→ **Exercise aim**
Reproduce the rows from the line with "Enumerate the UI" up to and including the line with "79, 583, 102]", switching "horizontal-scroll-thumb" to "horizontal-scroll-handle" and keeping everything else unchanged.

→ **Supplied records**
────────────────────────────────────────

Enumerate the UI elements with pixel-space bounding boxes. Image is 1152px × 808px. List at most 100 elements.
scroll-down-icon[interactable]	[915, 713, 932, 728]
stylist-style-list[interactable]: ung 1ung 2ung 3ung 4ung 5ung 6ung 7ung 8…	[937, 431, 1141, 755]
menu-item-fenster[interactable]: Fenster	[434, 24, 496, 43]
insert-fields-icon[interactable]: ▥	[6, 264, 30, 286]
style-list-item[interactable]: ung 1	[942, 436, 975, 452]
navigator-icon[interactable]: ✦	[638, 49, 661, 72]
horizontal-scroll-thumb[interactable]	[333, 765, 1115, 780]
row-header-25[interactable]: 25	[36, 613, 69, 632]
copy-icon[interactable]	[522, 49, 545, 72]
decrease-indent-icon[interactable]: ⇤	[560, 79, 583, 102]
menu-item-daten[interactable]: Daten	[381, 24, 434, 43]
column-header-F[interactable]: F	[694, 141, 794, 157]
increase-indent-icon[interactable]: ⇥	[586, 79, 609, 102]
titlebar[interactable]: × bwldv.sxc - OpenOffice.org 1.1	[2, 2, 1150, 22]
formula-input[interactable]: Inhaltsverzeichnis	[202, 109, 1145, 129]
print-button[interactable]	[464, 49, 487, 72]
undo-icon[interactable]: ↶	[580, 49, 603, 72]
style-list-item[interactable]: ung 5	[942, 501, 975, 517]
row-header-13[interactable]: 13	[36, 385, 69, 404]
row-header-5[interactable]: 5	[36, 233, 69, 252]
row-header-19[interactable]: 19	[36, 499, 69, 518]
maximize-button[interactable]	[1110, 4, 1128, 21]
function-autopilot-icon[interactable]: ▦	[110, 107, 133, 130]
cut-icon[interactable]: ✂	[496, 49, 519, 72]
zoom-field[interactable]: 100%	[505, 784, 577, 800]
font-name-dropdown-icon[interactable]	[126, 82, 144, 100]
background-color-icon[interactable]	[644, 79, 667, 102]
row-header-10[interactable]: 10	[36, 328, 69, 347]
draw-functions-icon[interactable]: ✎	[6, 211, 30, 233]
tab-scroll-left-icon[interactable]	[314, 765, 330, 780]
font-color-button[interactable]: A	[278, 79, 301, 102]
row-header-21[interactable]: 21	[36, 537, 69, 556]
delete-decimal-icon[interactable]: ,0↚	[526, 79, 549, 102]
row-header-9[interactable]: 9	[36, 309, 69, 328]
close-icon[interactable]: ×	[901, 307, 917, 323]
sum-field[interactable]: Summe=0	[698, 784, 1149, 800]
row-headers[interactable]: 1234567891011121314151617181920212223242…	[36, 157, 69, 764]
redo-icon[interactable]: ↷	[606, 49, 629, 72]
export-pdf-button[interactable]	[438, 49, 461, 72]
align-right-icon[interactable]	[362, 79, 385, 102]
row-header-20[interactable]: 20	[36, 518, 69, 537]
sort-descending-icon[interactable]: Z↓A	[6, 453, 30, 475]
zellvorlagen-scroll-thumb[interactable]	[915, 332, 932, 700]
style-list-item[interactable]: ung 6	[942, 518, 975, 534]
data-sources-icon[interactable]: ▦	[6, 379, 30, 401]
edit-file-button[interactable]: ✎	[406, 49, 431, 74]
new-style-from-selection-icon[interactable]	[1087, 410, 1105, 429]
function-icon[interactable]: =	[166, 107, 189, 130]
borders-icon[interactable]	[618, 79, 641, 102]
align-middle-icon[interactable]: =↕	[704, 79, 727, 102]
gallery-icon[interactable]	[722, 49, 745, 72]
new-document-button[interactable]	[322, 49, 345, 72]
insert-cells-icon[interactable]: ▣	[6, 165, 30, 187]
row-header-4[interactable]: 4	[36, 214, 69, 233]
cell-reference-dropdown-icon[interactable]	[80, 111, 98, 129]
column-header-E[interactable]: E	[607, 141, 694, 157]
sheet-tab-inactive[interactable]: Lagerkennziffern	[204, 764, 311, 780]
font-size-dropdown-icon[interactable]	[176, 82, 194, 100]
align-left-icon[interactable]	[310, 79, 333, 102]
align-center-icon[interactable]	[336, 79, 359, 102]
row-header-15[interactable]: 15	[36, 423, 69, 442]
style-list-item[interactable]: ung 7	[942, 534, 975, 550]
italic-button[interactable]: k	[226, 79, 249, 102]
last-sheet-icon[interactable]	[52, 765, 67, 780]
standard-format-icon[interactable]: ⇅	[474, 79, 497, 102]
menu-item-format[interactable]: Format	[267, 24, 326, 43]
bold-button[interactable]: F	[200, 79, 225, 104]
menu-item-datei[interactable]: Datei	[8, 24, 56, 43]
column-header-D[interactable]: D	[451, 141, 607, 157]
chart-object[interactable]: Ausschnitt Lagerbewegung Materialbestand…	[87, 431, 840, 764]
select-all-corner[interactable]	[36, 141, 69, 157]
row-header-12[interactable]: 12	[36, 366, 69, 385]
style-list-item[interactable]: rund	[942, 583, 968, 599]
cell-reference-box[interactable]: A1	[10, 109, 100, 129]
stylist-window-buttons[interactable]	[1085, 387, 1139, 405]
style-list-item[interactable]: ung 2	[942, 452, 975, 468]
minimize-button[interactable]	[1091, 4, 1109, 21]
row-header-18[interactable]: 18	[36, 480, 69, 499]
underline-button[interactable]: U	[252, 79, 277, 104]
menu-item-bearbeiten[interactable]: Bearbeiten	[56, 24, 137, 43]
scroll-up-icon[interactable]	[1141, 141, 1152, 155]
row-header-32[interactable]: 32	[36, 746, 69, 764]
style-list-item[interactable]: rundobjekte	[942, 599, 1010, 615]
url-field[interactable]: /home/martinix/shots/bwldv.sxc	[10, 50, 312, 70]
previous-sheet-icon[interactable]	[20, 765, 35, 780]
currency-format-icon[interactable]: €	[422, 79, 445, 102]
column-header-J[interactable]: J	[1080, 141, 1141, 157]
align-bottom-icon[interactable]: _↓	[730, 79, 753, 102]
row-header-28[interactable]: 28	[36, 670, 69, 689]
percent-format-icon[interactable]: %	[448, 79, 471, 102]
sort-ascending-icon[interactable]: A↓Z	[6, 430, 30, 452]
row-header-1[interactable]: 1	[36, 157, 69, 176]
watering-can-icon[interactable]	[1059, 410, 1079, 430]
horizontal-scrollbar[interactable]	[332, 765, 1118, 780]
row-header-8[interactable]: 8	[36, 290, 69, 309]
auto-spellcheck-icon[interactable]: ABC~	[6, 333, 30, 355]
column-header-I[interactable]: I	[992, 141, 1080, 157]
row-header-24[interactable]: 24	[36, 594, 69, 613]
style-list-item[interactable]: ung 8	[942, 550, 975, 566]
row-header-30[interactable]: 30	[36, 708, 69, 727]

────────────────────────────────────────

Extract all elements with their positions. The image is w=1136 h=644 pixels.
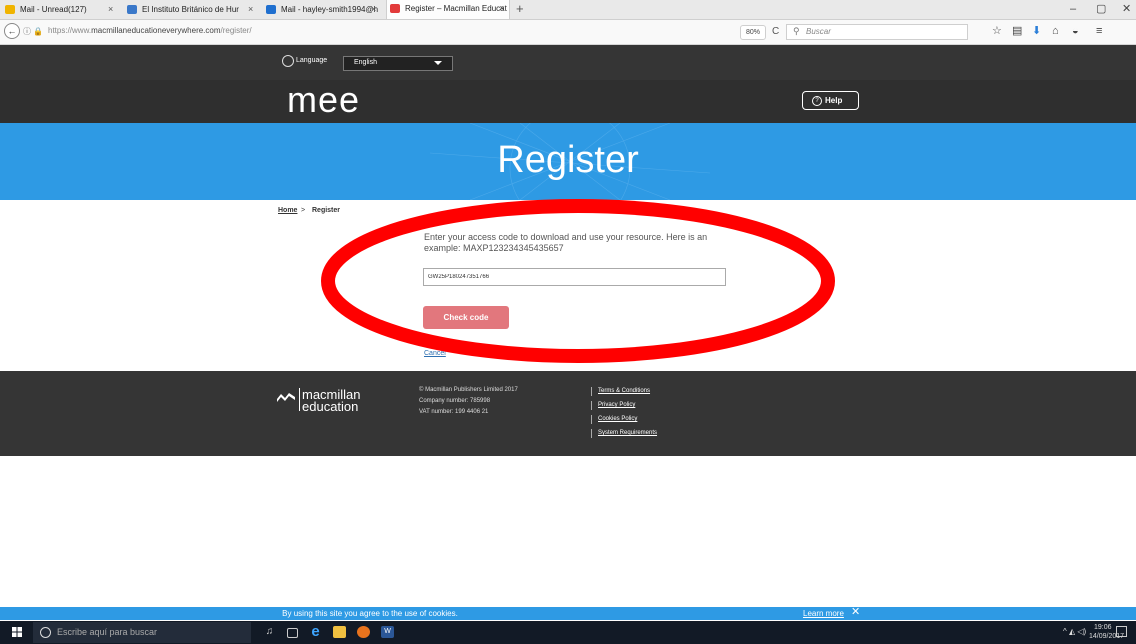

────────────────────────────────────────

→ **Answer to this task**
Enumerate the UI elements with pixel-space bounding boxes. Image is 1152px × 808px. List at most 100 elements.
scroll-down-icon[interactable]	[915, 713, 932, 728]
stylist-style-list[interactable]: ung 1ung 2ung 3ung 4ung 5ung 6ung 7ung 8…	[937, 431, 1141, 755]
menu-item-fenster[interactable]: Fenster	[434, 24, 496, 43]
insert-fields-icon[interactable]: ▥	[6, 264, 30, 286]
style-list-item[interactable]: ung 1	[942, 436, 975, 452]
navigator-icon[interactable]: ✦	[638, 49, 661, 72]
horizontal-scroll-handle[interactable]	[333, 765, 1115, 780]
row-header-25[interactable]: 25	[36, 613, 69, 632]
copy-icon[interactable]	[522, 49, 545, 72]
decrease-indent-icon[interactable]: ⇤	[560, 79, 583, 102]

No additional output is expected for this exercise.